Short task: Every entry here needs to be repeated exactly.
++++ Supplied information
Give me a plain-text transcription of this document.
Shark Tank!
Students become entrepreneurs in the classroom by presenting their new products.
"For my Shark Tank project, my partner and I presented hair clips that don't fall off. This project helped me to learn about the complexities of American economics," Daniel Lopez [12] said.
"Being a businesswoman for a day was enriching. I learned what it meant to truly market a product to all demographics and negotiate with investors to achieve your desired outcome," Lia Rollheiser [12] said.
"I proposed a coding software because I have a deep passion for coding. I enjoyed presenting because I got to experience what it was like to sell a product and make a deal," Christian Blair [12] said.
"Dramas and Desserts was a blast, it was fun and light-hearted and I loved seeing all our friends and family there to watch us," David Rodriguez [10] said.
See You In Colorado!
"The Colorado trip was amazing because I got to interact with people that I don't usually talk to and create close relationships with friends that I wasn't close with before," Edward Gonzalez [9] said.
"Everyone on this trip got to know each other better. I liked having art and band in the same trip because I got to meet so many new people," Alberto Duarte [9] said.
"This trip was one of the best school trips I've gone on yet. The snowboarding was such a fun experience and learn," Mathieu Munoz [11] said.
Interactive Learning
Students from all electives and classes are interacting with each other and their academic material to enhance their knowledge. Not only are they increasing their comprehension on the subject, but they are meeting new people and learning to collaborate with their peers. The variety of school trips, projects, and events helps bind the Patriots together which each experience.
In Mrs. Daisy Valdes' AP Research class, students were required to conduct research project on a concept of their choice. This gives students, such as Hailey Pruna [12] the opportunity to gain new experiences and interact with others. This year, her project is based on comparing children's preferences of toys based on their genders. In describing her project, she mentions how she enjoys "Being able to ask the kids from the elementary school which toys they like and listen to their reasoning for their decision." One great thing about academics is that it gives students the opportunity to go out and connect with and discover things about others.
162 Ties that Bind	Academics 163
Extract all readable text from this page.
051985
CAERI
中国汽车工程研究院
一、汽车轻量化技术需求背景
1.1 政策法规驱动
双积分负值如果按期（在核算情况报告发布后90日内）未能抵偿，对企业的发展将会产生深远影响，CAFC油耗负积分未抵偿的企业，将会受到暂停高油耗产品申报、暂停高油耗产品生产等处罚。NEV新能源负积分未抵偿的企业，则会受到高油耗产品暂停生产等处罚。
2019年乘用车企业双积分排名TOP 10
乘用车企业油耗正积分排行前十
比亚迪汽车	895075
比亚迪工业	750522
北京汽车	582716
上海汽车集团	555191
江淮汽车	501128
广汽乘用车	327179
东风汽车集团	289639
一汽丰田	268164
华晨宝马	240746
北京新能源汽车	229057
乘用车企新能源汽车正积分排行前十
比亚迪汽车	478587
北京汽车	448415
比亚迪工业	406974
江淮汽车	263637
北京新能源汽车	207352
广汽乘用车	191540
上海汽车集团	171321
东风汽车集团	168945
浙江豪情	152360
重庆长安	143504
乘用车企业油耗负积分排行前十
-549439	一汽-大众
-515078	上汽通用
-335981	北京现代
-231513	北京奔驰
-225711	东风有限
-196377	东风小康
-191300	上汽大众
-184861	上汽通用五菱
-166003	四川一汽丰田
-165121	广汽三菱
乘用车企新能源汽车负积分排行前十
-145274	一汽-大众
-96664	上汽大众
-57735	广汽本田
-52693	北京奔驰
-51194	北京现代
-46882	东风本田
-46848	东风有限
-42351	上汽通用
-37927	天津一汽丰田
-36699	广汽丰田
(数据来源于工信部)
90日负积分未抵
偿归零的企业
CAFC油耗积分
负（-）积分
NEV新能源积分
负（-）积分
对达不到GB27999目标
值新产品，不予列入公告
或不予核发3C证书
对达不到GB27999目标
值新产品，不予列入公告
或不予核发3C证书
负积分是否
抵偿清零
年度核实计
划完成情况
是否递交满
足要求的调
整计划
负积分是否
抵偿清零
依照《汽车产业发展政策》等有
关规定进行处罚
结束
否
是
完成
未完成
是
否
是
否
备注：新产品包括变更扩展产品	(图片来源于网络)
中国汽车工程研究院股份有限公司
++++++++
Exercise output:
Give me a plain-text transcription of this document.
Shark Tank!
Students become entrepreneurs in the classroom by presenting their new products.
"For my Shark Tank project, my partner and I presented hair clips that don't fall off. This project helped me to learn about the complexities of American economics," Daniel Lopez [12] said.
"Being a businesswoman for a day was enriching. I learned what it meant to truly market a product to all demographics and negotiate with investors to achieve your desired outcome," Lia Rollheiser [12] said.
"I proposed a coding software because I have a deep passion for coding. I enjoyed presenting because I got to experience what it was like to sell a product and make a deal," Christian Blair [12] said.
"Dramas and Desserts was a blast, it was fun and light-hearted and I loved seeing all our friends and family there to watch us," David Rodriguez [10] said.
See You In Colorado!
"The Colorado trip was amazing because I got to interact with people that I don't usually talk to and create close relationships with friends that I wasn't close with before," Edward Gonzalez [9] said.
"Everyone on this trip got to know each other better. I liked having art and band in the same trip because I got to meet so many new people," Alberto Duarte [9] said.
"This trip was one of the best school trips I've gone on yet. The snowboarding was such a fun experience and learn," Mathieu Munoz [11] said.
Interactive Learning
Students from all electives and classes are interacting with each other and their academic material to enhance their knowledge. Not only are they increasing their comprehension on the subject, but they are meeting new people and learning to collaborate with their peers. The variety of school trips, projects, and events helps bind the Patriots together which each experience.
In Mrs. Daisy Valdes' AP Research class, students were required to conduct research project on a concept of their choice. This gives students, such as Hailey Pruna [12] the opportunity to gain new experiences and interact with others. This year, her project is based on comparing children's preferences of toys based on their genders. In describing her project, she mentions how she enjoys "Being able to ask the kids from the elementary school which toys they like and listen to their reasoning for their decision." One great thing about academics is that it gives students the opportunity to go out and connect with and discover things about others.
162 Ties that Bind	Academics 163
Extract all readable text from this page.
051985
CAERI
中国汽车工程研究院
一、汽车轻量化技术需求背景
1.1 政策法规驱动
双积分负值如果按期（在核算情况报告发布后90日内）未能抵偿，对企业的发展将会产生深远影响，CAFC油耗负积分未抵偿的企业，将会受到暂停高油耗产品申报、暂停高油耗产品生产等处罚。NEV新能源负积分未抵偿的企业，则会受到高油耗产品暂停生产等处罚。
2019年乘用车企业双积分排名TOP 10
乘用车企业油耗正积分排行前十
比亚迪汽车	895075
比亚迪工业	750522
北京汽车	582716
上海汽车集团	555191
江淮汽车	501128
广汽乘用车	327179
东风汽车集团	289639
一汽丰田	268164
华晨宝马	240746
北京新能源汽车	229057
乘用车企新能源汽车正积分排行前十
比亚迪汽车	478587
北京汽车	448415
比亚迪工业	406974
江淮汽车	263637
北京新能源汽车	207352
广汽乘用车	191540
上海汽车集团	171321
东风汽车集团	168945
浙江豪情	152360
重庆长安	143504
乘用车企业油耗负积分排行前十
-549439	一汽-大众
-515078	上汽通用
-335981	北京现代
-231513	北京奔驰
-225711	东风有限
-196377	东风小康
-191300	上汽大众
-184861	上汽通用五菱
-166003	四川一汽丰田
-165121	广汽三菱
乘用车企新能源汽车负积分排行前十
-145274	一汽-大众
-96664	上汽大众
-57735	广汽本田
-52693	北京奔驰
-51194	北京现代
-46882	东风本田
-46848	东风有限
-42351	上汽通用
-37927	天津一汽丰田
-36699	广汽丰田
(数据来源于工信部)
90日负积分未抵
偿归零的企业
CAFC油耗积分
负（-）积分
NEV新能源积分
负（-）积分
对达不到GB27999目标
值新产品，不予列入公告
或不予核发3C证书
对达不到GB27999目标
值新产品，不予列入公告
或不予核发3C证书
负积分是否
抵偿清零
年度核实计
划完成情况
是否递交满
足要求的调
整计划
负积分是否
抵偿清零
依照《汽车产业发展政策》等有
关规定进行处罚
结束
否
是
完成
未完成
是
否
是
否
备注：新产品包括变更扩展产品	(图片来源于网络)
中国汽车工程研究院股份有限公司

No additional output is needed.